Records for this task
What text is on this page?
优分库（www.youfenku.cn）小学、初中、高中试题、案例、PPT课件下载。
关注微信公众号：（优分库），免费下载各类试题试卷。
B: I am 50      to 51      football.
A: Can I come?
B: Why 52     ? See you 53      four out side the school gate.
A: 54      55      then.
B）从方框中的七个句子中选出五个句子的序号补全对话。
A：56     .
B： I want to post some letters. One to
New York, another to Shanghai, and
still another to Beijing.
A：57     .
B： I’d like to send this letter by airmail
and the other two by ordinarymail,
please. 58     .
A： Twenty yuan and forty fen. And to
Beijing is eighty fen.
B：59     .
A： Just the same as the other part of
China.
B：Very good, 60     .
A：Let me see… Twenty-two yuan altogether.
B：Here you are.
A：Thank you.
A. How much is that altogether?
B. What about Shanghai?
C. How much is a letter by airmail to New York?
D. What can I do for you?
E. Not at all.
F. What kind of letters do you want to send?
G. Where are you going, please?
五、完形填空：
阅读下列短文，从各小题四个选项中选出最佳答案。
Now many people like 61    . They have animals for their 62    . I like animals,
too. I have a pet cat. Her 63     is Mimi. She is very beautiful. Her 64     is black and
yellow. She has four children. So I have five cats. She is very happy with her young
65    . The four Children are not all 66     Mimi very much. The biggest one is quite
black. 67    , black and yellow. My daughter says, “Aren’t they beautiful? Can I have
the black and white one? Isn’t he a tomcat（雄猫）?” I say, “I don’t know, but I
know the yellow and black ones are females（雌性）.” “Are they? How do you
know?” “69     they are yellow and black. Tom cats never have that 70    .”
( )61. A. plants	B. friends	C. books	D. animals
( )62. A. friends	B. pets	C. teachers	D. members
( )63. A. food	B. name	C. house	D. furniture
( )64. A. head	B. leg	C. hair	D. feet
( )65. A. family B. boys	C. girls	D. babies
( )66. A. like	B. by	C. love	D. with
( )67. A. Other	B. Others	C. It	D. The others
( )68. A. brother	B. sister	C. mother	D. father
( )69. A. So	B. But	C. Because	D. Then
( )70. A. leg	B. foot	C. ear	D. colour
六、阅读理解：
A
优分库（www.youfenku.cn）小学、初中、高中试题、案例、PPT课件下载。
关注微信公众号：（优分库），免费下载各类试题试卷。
==
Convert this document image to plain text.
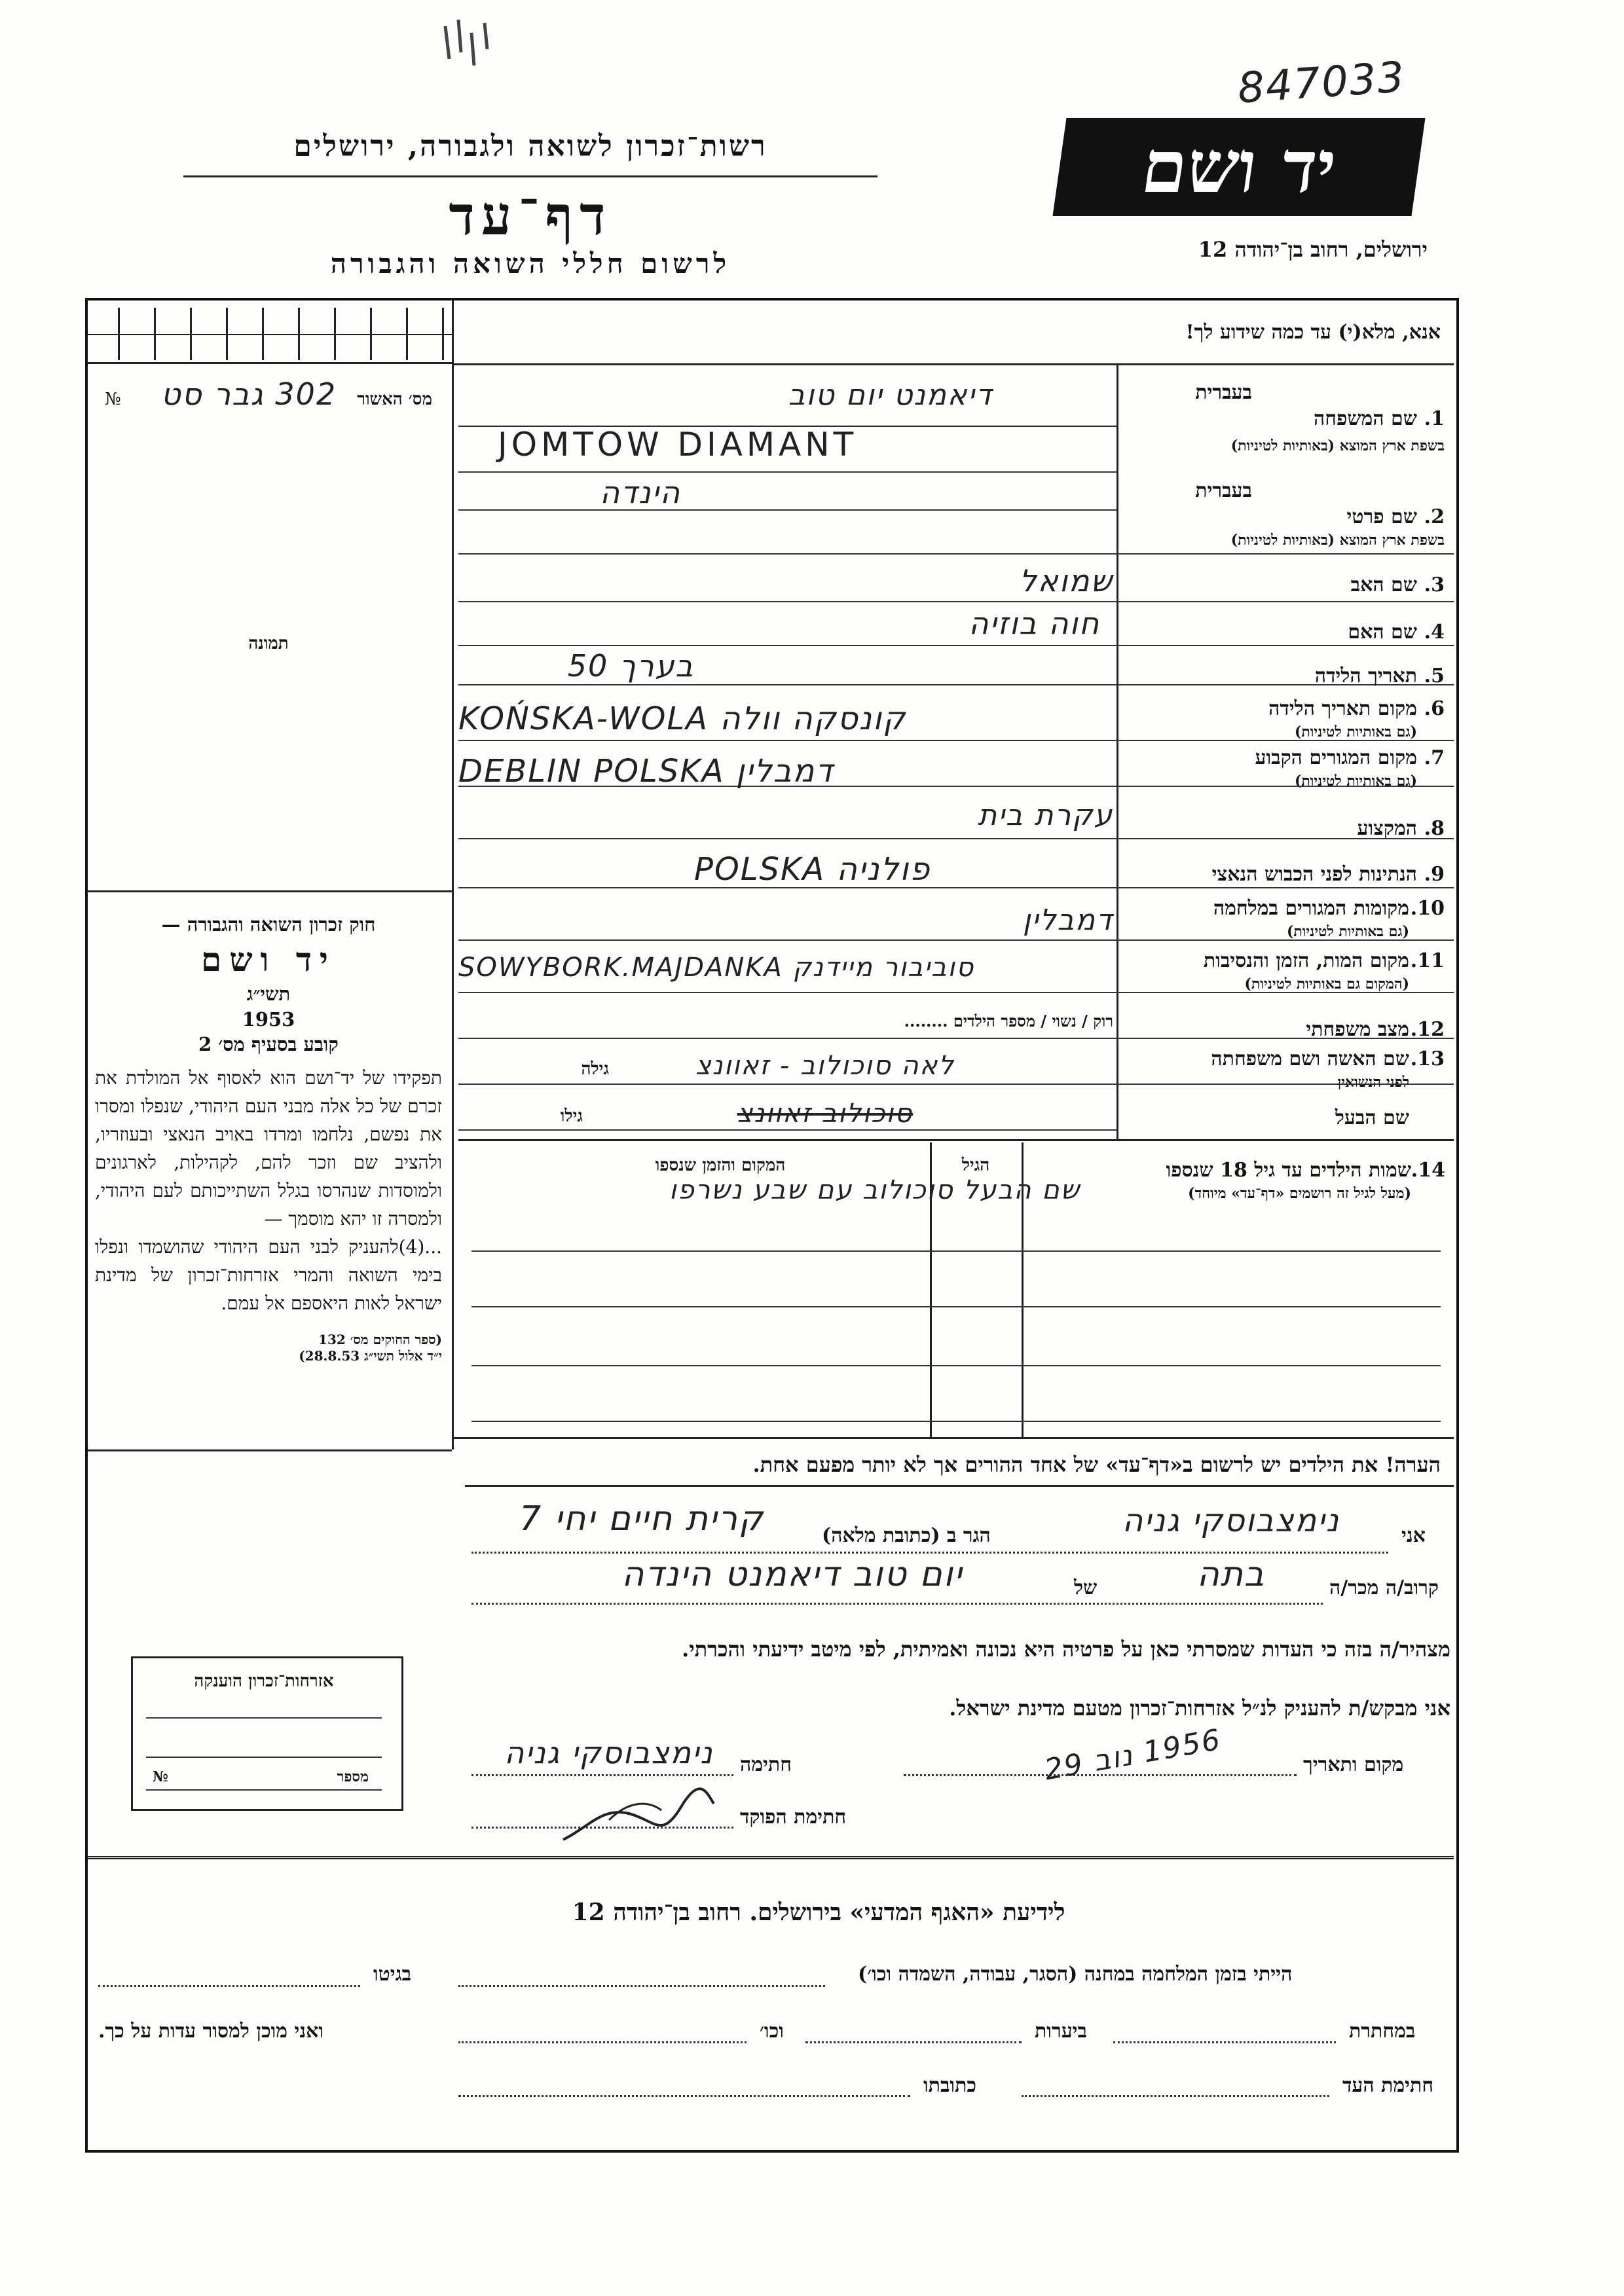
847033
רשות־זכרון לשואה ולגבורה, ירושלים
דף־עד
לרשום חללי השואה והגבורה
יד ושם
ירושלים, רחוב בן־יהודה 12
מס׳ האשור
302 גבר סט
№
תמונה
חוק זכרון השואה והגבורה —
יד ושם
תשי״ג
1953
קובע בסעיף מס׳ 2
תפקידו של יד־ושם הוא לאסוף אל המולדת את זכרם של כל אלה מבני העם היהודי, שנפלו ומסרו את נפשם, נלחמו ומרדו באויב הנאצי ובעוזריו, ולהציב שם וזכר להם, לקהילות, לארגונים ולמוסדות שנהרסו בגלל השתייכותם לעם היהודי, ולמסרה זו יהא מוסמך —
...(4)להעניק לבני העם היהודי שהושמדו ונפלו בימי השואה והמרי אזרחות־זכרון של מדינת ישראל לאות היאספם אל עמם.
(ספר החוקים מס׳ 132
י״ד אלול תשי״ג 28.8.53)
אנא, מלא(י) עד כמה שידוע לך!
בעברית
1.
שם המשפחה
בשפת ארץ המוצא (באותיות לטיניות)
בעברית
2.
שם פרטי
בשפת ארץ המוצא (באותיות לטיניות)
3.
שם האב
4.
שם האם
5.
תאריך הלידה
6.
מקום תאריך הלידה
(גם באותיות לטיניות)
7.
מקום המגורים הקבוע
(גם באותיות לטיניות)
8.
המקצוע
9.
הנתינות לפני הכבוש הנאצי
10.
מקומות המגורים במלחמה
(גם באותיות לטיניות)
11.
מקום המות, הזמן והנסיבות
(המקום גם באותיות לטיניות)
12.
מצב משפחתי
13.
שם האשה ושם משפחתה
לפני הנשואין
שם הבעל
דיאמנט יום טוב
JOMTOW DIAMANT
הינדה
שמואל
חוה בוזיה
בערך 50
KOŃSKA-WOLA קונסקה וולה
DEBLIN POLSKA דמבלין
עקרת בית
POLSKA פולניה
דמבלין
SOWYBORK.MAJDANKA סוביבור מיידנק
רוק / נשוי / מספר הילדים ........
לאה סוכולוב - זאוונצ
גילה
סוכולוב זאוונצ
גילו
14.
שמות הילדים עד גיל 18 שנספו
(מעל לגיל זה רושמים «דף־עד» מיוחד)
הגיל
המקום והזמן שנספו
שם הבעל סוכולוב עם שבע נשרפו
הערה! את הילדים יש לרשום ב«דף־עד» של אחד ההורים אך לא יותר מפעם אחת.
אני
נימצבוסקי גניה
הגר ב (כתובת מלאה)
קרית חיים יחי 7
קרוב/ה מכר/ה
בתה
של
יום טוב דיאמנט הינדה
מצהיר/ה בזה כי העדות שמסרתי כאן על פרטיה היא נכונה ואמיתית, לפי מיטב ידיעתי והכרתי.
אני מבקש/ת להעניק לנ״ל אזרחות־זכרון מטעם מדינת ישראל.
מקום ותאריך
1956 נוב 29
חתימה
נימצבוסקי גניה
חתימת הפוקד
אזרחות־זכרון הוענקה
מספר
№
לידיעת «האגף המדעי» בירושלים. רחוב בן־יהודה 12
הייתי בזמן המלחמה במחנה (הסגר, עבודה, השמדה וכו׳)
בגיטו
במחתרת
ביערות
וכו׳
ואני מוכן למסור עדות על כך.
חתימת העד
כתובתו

What you have to do
From the listing, copy every line where the string "with" appears.

Output below
yellow. She has four children. So I have five cats. She is very happy with her young
( )66. A. like	B. by	C. love	D. with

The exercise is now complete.